■ Passage ■
────────────────
From 7fcf1b1c90b516bd8c4bdb05e0927ab7fd9cd39b Mon Sep 17 00:00:00 2001
From: Liam Tomson-Moylan <liam.tomsonmoylan@gmail.com>
Date: Wed, 25 Feb 2026 02:31:52 -0600
Subject: [PATCH] Update simplify-path.md First Python Solution to be O(n) in
 the Worst Case

The first proposed Python solution is O(n^2) due to the use of naive string concatenation e.g. cur += c. Don't forget that strings are immutable so naive concatenation is an O(n) operation and since this is within a for loop that is O(n) the overall solution becomes O(n^2). This would occur in the worst case of a very long named single directory. Therefore, the second solution should be strongly preferred!

I've added a simple fix to make the first Python solution O(n) by ensuring the string uses the pythonic way of string building by appending to a list then joining.
---
 articles/simplify-path.md | 7 ++++---
 1 file changed, 4 insertions(+), 3 deletions(-)
────────────────
■ Data ■
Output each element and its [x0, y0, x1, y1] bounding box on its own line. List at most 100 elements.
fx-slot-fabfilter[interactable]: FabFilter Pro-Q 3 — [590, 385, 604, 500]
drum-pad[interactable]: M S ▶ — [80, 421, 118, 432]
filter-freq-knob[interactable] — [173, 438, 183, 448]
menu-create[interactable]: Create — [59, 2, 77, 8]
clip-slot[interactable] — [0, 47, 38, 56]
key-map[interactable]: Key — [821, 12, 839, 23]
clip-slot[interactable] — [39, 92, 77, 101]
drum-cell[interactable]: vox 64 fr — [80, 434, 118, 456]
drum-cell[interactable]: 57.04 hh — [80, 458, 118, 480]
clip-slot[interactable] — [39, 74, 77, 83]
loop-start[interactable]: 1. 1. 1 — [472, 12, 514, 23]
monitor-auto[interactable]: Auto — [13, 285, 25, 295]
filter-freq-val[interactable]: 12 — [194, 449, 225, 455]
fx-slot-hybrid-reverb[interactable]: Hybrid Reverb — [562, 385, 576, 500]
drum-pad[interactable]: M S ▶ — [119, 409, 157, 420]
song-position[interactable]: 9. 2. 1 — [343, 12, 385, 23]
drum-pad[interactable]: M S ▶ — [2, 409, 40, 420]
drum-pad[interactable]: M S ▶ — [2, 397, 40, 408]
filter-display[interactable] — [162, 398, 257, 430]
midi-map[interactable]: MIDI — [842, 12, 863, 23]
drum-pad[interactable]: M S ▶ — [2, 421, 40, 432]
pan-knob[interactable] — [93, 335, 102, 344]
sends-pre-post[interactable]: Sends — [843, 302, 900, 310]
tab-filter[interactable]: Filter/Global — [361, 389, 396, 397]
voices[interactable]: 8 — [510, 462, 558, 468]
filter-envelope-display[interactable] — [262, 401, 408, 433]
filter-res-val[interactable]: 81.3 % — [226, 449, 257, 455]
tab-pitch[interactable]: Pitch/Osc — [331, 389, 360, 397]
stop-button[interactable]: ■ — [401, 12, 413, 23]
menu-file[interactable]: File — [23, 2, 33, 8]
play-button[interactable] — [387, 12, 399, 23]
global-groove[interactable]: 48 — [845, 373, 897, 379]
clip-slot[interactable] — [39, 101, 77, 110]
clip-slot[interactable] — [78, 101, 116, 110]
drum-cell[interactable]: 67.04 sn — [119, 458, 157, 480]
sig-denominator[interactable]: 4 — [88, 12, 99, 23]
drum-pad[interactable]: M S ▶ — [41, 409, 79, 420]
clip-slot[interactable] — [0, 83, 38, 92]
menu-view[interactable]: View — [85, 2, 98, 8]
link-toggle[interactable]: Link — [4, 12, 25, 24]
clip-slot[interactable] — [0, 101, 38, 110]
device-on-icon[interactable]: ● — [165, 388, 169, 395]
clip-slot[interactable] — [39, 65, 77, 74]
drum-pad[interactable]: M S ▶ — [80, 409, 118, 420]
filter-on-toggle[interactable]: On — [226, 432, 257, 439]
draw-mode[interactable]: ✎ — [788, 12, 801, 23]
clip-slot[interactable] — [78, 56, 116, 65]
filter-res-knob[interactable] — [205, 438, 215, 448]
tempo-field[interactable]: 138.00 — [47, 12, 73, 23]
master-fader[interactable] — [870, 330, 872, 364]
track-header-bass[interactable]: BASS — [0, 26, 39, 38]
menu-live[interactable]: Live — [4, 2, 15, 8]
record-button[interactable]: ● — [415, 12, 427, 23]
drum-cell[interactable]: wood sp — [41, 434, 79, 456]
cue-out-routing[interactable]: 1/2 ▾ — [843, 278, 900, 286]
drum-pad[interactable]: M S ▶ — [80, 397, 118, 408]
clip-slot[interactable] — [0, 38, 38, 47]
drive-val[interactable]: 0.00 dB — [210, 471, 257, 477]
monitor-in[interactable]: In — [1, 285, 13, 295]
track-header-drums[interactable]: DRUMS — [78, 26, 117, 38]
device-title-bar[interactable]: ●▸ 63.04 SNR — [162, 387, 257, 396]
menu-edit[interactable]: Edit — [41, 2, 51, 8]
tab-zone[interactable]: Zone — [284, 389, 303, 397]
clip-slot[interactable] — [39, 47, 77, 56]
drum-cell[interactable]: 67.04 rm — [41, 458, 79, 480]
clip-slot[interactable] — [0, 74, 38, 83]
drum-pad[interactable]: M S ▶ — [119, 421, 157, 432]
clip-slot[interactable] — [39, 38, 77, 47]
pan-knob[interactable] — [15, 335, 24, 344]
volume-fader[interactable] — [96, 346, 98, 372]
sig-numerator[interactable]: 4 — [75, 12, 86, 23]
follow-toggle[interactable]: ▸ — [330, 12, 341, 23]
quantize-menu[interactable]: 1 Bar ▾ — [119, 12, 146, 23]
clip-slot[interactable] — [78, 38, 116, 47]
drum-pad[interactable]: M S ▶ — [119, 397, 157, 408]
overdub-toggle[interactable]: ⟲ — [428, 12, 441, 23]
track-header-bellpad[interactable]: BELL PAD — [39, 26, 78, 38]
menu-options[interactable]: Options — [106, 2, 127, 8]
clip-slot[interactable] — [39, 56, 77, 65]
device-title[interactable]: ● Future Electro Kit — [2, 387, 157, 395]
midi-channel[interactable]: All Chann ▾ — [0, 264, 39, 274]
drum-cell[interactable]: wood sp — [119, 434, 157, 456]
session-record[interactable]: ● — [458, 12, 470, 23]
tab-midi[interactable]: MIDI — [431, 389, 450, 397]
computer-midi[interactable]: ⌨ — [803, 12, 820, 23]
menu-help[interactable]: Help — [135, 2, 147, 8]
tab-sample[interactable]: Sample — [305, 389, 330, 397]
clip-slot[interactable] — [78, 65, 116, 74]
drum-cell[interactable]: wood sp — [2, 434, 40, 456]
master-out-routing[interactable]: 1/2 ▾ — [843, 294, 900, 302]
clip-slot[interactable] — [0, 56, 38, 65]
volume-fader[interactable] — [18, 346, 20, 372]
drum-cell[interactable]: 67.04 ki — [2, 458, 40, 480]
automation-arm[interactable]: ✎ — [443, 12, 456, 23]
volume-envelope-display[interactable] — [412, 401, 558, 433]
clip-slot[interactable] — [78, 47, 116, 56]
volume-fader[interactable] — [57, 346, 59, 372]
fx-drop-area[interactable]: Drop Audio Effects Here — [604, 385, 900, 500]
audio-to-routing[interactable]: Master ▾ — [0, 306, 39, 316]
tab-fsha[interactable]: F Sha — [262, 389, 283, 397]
────────────────
■ What is needed ■
Continue the patch to simplify-path.md from where it stops. The data has no role here.

■ Exercise answer ■
diff --git a/articles/simplify-path.md b/articles/simplify-path.md
index 75f4e016f..f57c573cb 100644
--- a/articles/simplify-path.md
+++ b/articles/simplify-path.md
@@ -30,18 +30,19 @@ A Unix-style path can contain special directory references: `.` means the curren
 class Solution:
     def simplifyPath(self, path: str) -> str:
         stack = []
-        cur = ""
+        cur = []
 
         for c in path + "/":
             if c == "/":
+                cur = "".join(cur)
                 if cur == "..":
                     if stack:
                         stack.pop()
                 elif cur != "" and cur != ".":
                     stack.append(cur)
-                cur = ""
+                cur = []
             else:
-                cur += c
+                cur.append(c)
 
         return "/" + "/".join(stack)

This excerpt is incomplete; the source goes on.